## Work instructions
Transcribe the listing in full, excluding any pictures.

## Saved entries
--

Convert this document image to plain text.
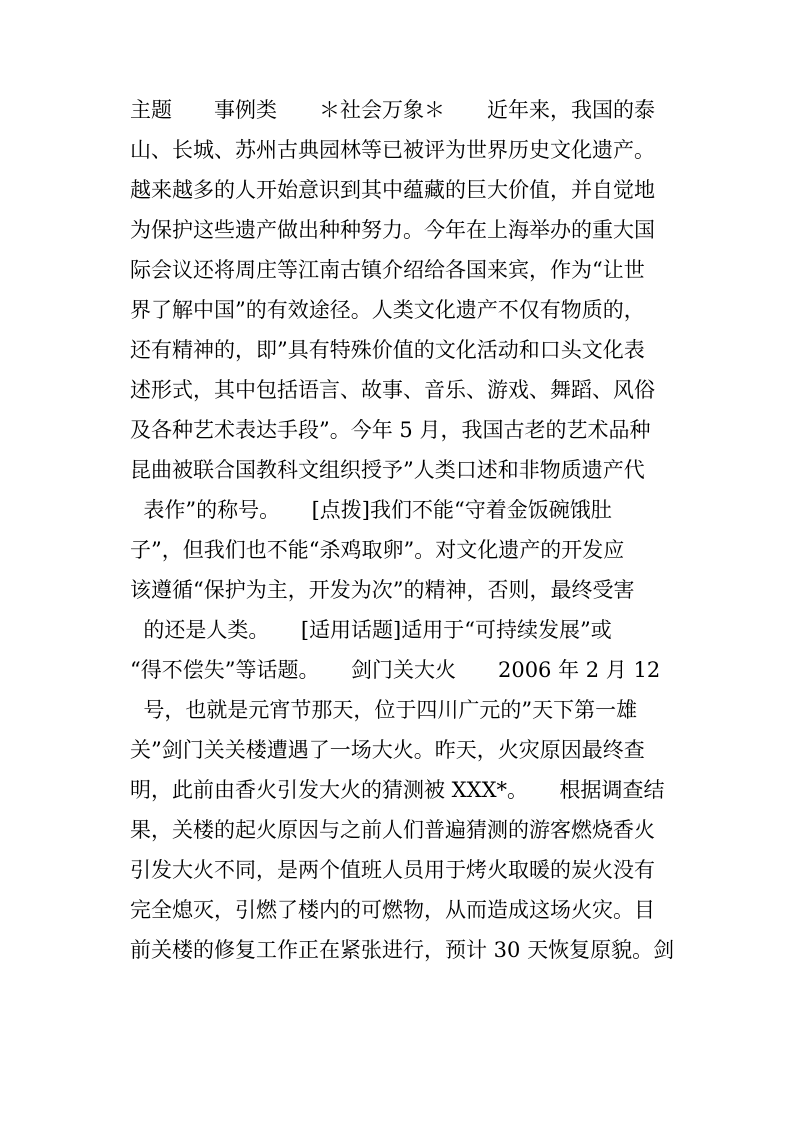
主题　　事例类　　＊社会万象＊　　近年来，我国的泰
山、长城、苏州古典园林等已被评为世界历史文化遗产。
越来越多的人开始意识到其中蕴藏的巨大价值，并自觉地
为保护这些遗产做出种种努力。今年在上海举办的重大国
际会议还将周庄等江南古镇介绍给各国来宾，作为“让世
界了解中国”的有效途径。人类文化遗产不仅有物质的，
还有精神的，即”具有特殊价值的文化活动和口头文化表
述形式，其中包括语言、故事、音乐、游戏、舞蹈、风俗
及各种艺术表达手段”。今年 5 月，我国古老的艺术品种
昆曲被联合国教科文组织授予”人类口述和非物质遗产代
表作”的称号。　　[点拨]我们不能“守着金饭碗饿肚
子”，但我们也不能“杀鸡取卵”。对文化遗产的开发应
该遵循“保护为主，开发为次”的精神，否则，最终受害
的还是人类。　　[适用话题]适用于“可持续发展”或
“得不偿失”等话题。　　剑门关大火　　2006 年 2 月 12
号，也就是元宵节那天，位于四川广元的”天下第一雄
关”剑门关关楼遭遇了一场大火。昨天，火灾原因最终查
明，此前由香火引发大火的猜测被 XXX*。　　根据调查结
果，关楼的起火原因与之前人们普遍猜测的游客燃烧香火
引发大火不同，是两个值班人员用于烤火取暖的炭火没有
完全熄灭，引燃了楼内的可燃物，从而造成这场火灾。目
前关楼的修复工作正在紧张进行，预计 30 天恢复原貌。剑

--

## Correct output
Convert this document image to plain text.
主题　　事例类　　＊社会万象＊　　近年来，我国的泰
山、长城、苏州古典园林等已被评为世界历史文化遗产。
越来越多的人开始意识到其中蕴藏的巨大价值，并自觉地
为保护这些遗产做出种种努力。今年在上海举办的重大国
际会议还将周庄等江南古镇介绍给各国来宾，作为“让世
界了解中国”的有效途径。人类文化遗产不仅有物质的，
还有精神的，即”具有特殊价值的文化活动和口头文化表
述形式，其中包括语言、故事、音乐、游戏、舞蹈、风俗
及各种艺术表达手段”。今年 5 月，我国古老的艺术品种
昆曲被联合国教科文组织授予”人类口述和非物质遗产代
表作”的称号。　　[点拨]我们不能“守着金饭碗饿肚
子”，但我们也不能“杀鸡取卵”。对文化遗产的开发应
该遵循“保护为主，开发为次”的精神，否则，最终受害
的还是人类。　　[适用话题]适用于“可持续发展”或
“得不偿失”等话题。　　剑门关大火　　2006 年 2 月 12
号，也就是元宵节那天，位于四川广元的”天下第一雄
关”剑门关关楼遭遇了一场大火。昨天，火灾原因最终查
明，此前由香火引发大火的猜测被 XXX*。　　根据调查结
果，关楼的起火原因与之前人们普遍猜测的游客燃烧香火
引发大火不同，是两个值班人员用于烤火取暖的炭火没有
完全熄灭，引燃了楼内的可燃物，从而造成这场火灾。目
前关楼的修复工作正在紧张进行，预计 30 天恢复原貌。剑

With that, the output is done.